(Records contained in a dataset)

□ □ □ □ □

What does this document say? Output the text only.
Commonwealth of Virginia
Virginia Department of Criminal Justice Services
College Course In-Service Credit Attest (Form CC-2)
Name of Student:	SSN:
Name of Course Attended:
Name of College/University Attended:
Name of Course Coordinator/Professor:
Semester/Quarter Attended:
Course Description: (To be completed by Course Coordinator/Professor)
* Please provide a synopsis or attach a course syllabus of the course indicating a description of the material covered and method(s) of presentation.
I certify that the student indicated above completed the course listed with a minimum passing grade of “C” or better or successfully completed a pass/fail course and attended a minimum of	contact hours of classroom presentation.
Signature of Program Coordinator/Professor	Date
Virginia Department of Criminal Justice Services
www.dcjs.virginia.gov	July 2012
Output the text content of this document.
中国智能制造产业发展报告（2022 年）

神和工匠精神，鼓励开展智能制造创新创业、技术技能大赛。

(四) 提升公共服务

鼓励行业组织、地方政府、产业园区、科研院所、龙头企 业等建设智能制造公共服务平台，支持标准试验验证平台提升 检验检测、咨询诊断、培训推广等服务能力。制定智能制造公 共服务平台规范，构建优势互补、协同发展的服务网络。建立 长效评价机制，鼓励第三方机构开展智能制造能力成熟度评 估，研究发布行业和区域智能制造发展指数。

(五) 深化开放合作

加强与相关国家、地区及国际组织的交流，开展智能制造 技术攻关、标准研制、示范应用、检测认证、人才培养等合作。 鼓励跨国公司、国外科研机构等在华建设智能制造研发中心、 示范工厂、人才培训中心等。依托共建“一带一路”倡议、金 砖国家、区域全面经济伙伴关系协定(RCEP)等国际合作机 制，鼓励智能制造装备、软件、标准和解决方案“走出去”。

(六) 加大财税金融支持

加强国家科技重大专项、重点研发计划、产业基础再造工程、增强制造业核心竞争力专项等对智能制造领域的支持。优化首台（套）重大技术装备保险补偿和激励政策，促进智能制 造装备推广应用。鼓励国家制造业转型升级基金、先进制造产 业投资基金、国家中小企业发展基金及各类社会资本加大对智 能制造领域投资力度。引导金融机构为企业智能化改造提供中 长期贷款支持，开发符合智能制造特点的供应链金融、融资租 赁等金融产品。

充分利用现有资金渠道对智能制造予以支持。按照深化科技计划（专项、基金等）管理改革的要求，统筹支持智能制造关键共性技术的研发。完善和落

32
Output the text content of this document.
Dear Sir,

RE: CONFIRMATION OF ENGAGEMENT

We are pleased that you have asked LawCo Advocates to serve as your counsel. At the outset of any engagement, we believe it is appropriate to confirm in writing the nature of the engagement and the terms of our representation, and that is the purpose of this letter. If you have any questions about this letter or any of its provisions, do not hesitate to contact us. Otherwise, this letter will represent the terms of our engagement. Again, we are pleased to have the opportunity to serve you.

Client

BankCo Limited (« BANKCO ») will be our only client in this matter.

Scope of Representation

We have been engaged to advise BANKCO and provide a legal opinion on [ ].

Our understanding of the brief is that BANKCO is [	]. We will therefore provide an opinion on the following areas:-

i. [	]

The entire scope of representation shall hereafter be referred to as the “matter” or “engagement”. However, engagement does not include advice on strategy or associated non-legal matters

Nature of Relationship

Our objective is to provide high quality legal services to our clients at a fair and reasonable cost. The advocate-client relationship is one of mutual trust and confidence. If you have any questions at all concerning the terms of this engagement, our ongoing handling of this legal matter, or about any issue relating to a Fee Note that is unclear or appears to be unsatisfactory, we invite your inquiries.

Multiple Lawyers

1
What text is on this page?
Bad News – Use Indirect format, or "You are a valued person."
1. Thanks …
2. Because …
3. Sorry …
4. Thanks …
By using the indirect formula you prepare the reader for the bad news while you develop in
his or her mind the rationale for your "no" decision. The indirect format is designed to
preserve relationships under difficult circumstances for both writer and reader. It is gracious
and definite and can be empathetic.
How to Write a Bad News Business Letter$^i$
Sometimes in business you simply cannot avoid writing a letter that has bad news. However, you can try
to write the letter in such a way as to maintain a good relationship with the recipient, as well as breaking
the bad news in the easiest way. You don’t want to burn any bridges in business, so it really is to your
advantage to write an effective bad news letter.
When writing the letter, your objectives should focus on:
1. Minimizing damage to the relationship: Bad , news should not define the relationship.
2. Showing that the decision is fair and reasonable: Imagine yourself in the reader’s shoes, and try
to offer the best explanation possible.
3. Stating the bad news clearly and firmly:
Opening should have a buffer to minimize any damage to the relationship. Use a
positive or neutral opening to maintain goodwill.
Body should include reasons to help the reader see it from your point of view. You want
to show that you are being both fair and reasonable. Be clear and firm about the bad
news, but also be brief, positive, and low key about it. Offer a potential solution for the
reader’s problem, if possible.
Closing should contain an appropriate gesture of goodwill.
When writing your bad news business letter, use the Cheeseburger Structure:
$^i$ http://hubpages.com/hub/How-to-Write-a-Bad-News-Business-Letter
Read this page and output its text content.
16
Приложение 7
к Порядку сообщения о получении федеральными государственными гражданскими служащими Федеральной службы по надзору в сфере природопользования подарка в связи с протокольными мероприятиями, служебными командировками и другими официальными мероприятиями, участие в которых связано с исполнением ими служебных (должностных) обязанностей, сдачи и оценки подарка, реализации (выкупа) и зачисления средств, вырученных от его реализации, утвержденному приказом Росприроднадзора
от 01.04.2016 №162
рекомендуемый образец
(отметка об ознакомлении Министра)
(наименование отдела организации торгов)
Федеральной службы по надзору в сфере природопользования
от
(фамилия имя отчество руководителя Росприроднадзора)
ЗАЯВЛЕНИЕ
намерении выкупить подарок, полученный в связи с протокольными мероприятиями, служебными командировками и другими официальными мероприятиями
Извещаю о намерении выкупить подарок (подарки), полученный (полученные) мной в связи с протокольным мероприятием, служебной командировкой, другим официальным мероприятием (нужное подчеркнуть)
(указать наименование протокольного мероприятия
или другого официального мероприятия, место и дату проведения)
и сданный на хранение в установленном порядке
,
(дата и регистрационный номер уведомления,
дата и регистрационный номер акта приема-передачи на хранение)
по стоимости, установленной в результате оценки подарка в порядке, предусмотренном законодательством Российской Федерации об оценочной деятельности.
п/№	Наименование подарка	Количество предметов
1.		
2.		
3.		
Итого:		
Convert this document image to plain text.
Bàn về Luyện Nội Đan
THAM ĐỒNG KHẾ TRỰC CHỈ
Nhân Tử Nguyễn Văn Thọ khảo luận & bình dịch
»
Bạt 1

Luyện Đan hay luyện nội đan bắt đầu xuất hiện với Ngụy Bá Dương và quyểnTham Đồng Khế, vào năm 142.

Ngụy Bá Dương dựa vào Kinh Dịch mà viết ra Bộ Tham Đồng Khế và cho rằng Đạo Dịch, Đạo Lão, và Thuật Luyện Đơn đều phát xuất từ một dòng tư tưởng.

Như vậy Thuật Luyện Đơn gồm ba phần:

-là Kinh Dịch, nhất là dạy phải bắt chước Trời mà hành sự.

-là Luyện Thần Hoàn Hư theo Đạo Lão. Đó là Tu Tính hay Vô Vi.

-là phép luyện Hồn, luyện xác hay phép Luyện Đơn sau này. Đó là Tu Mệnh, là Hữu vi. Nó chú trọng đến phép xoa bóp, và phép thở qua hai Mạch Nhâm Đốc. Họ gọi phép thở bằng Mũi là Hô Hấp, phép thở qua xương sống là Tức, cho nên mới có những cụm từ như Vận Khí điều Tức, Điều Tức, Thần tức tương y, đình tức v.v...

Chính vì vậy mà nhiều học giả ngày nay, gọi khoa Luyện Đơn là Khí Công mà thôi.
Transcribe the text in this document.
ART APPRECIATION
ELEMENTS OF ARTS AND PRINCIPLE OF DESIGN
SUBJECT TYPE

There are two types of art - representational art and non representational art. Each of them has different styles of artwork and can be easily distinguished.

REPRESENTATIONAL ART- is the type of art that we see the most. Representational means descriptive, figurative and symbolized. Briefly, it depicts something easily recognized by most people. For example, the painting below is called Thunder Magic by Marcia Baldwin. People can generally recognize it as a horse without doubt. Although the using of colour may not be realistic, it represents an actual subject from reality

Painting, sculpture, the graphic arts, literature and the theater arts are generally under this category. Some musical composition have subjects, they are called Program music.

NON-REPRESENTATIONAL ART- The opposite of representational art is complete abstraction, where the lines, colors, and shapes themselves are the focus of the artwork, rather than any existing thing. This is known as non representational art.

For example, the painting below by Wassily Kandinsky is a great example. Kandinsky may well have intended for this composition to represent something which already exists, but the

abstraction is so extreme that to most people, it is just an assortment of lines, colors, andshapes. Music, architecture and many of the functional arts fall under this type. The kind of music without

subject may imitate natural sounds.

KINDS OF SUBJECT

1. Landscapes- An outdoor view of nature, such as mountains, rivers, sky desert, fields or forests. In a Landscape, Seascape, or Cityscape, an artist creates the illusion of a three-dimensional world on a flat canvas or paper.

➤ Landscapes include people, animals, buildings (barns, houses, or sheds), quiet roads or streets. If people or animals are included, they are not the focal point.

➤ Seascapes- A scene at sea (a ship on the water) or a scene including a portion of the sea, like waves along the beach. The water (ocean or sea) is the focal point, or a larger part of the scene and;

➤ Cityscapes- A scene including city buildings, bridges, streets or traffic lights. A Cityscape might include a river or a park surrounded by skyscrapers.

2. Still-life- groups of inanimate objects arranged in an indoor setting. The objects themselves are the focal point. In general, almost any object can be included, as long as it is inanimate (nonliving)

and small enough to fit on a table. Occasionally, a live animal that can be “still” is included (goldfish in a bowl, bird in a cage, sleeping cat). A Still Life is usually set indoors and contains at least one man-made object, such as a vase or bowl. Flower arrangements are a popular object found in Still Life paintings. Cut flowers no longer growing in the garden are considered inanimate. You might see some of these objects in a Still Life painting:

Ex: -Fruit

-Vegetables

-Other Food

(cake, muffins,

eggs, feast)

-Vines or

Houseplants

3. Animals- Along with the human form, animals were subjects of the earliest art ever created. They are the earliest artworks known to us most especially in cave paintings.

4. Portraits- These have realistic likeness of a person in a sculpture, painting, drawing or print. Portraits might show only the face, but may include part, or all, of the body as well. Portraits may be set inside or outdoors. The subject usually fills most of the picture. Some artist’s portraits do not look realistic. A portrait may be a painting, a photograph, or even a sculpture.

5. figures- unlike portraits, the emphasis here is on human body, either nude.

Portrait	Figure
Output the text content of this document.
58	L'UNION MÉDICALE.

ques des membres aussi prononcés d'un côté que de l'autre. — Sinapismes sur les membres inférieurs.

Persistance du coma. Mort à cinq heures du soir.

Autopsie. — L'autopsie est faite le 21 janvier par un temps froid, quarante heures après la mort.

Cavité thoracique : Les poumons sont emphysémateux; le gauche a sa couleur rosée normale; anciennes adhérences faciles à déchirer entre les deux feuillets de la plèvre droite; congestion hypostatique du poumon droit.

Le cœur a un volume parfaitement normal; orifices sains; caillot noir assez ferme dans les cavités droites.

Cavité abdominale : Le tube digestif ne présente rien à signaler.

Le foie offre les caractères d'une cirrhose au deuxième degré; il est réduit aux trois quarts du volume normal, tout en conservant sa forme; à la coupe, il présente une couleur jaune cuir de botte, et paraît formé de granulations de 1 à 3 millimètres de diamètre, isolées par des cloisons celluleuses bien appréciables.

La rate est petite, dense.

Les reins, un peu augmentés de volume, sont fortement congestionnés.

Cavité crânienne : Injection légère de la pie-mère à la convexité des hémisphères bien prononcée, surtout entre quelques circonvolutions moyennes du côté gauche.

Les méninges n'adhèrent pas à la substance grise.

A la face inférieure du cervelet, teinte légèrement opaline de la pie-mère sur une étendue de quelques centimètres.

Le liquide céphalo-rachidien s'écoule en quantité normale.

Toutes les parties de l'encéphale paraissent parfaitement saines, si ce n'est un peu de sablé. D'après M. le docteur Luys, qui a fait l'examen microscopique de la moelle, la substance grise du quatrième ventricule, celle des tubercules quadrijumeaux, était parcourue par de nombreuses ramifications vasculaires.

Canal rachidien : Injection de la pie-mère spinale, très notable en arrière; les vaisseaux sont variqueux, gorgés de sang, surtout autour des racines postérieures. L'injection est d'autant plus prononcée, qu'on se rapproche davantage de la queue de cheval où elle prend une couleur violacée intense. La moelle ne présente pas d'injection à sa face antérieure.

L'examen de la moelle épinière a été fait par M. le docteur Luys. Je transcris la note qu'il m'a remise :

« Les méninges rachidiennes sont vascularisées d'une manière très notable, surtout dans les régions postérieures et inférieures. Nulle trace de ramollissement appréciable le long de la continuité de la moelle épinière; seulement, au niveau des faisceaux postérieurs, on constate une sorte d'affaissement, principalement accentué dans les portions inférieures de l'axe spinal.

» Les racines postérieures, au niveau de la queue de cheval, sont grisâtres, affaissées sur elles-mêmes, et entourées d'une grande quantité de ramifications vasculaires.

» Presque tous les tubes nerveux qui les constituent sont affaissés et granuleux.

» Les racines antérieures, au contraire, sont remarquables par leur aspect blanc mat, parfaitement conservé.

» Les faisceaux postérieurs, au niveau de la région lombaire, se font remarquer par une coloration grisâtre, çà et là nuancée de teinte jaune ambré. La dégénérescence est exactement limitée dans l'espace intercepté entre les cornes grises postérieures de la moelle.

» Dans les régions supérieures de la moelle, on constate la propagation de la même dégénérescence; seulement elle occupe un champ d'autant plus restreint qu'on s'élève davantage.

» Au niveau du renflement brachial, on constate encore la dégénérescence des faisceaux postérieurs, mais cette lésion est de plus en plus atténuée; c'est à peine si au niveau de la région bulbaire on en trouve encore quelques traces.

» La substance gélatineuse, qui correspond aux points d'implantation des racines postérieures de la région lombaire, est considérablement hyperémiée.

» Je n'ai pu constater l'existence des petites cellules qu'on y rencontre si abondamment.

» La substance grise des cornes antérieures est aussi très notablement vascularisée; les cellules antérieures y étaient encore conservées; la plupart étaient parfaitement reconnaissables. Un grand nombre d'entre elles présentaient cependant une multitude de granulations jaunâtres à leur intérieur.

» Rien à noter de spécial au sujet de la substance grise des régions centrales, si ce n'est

□ □ □ □ □

#### [Direction]
Write the number of lines containing the word "дата" and nothing besides it.

#### [Answer to the exercise]
2